→ Job: The records below must be transcribed exactly. Do not include the pictures.

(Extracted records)
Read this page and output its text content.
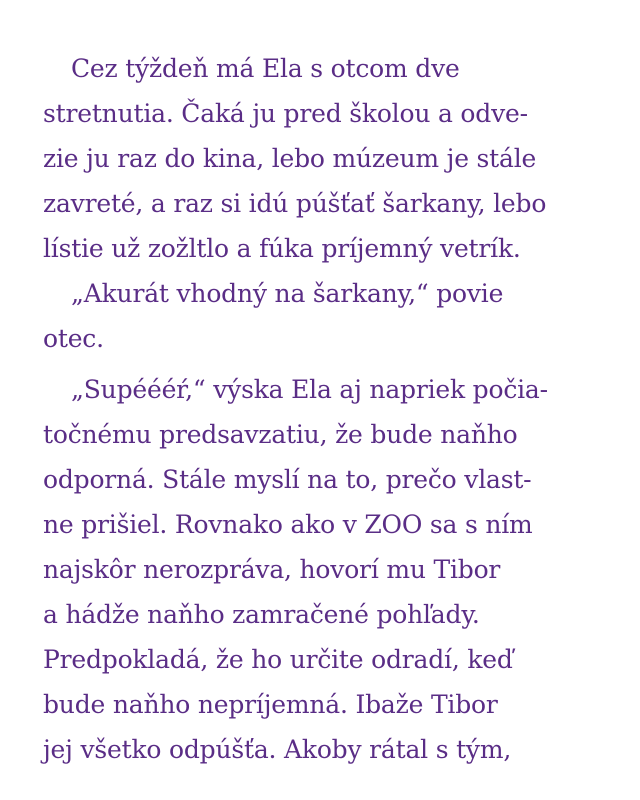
Cez týždeň má Ela s otcom dve
stretnutia. Čaká ju pred školou a odve-
zie ju raz do kina, lebo múzeum je stále
zavreté, a raz si idú púšťať šarkany, lebo
lístie už zožltlo a fúka príjemný vetrík.
„Akurát vhodný na šarkany,“ povie
otec.
„Supéééŕ,“ výska Ela aj napriek počia-
točnému predsavzatiu, že bude naňho
odporná. Stále myslí na to, prečo vlast-
ne prišiel. Rovnako ako v ZOO sa s ním
najskôr nerozpráva, hovorí mu Tibor
a hádže naňho zamračené pohľady.
Predpokladá, že ho určite odradí, keď
bude naňho nepríjemná. Ibaže Tibor
jej všetko odpúšťa. Akoby rátal s tým,
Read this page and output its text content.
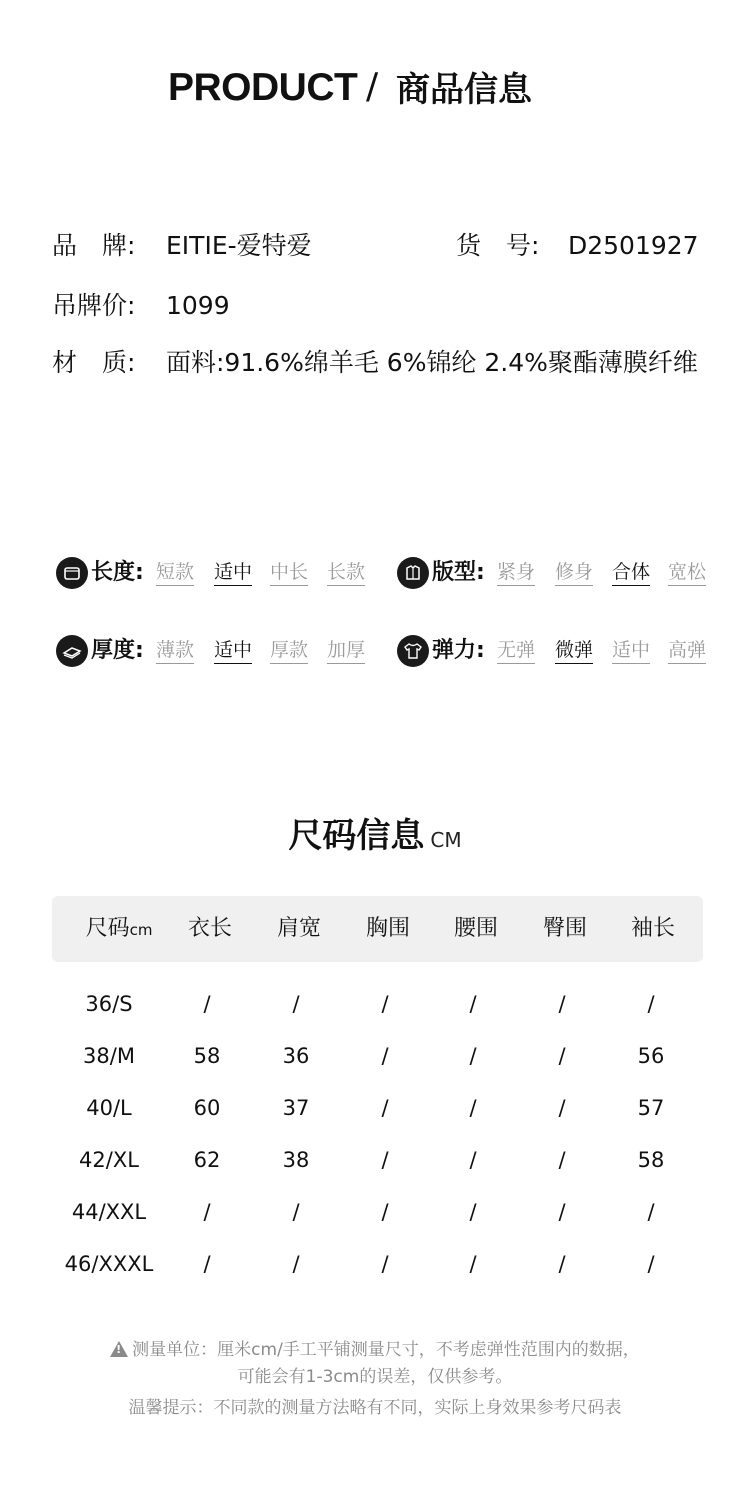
PRODUCT / 商品信息
品　牌: EITIE-爱特爱	货　号: D2501927
吊牌价: 1099
材　质: 面料:91.6%绵羊毛 6%锦纶 2.4%聚酯薄膜纤维
长度: 短款 适中 中长 长款	版型: 紧身 修身 合体 宽松
厚度: 薄款 适中 厚款 加厚	弹力: 无弹 微弹 适中 高弹
尺码信息 CM
尺码cm	衣长	肩宽	胸围	腰围	臀围	袖长
36/S	/	/	/	/	/	/
38/M	58	36	/	/	/	56
40/L	60	37	/	/	/	57
42/XL	62	38	/	/	/	58
44/XXL	/	/	/	/	/	/
46/XXXL	/	/	/	/	/	/
!测量单位：厘米cm/手工平铺测量尺寸，不考虑弹性范围内的数据，
可能会有1-3cm的误差，仅供参考。
温馨提示：不同款的测量方法略有不同，实际上身效果参考尺码表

→ Exercise output:
Read this page and output its text content.
Cez týždeň má Ela s otcom dve
stretnutia. Čaká ju pred školou a odve-
zie ju raz do kina, lebo múzeum je stále
zavreté, a raz si idú púšťať šarkany, lebo
lístie už zožltlo a fúka príjemný vetrík.
„Akurát vhodný na šarkany,“ povie
otec.
„Supéééŕ,“ výska Ela aj napriek počia-
točnému predsavzatiu, že bude naňho
odporná. Stále myslí na to, prečo vlast-
ne prišiel. Rovnako ako v ZOO sa s ním
najskôr nerozpráva, hovorí mu Tibor
a hádže naňho zamračené pohľady.
Predpokladá, že ho určite odradí, keď
bude naňho nepríjemná. Ibaže Tibor
jej všetko odpúšťa. Akoby rátal s tým,
Read this page and output its text content.
PRODUCT / 商品信息
品　牌: EITIE-爱特爱	货　号: D2501927
吊牌价: 1099
材　质: 面料:91.6%绵羊毛 6%锦纶 2.4%聚酯薄膜纤维
长度: 短款 适中 中长 长款	版型: 紧身 修身 合体 宽松
厚度: 薄款 适中 厚款 加厚	弹力: 无弹 微弹 适中 高弹
尺码信息 CM
尺码cm	衣长	肩宽	胸围	腰围	臀围	袖长
36/S	/	/	/	/	/	/
38/M	58	36	/	/	/	56
40/L	60	37	/	/	/	57
42/XL	62	38	/	/	/	58
44/XXL	/	/	/	/	/	/
46/XXXL	/	/	/	/	/	/
!测量单位：厘米cm/手工平铺测量尺寸，不考虑弹性范围内的数据，
可能会有1-3cm的误差，仅供参考。
温馨提示：不同款的测量方法略有不同，实际上身效果参考尺码表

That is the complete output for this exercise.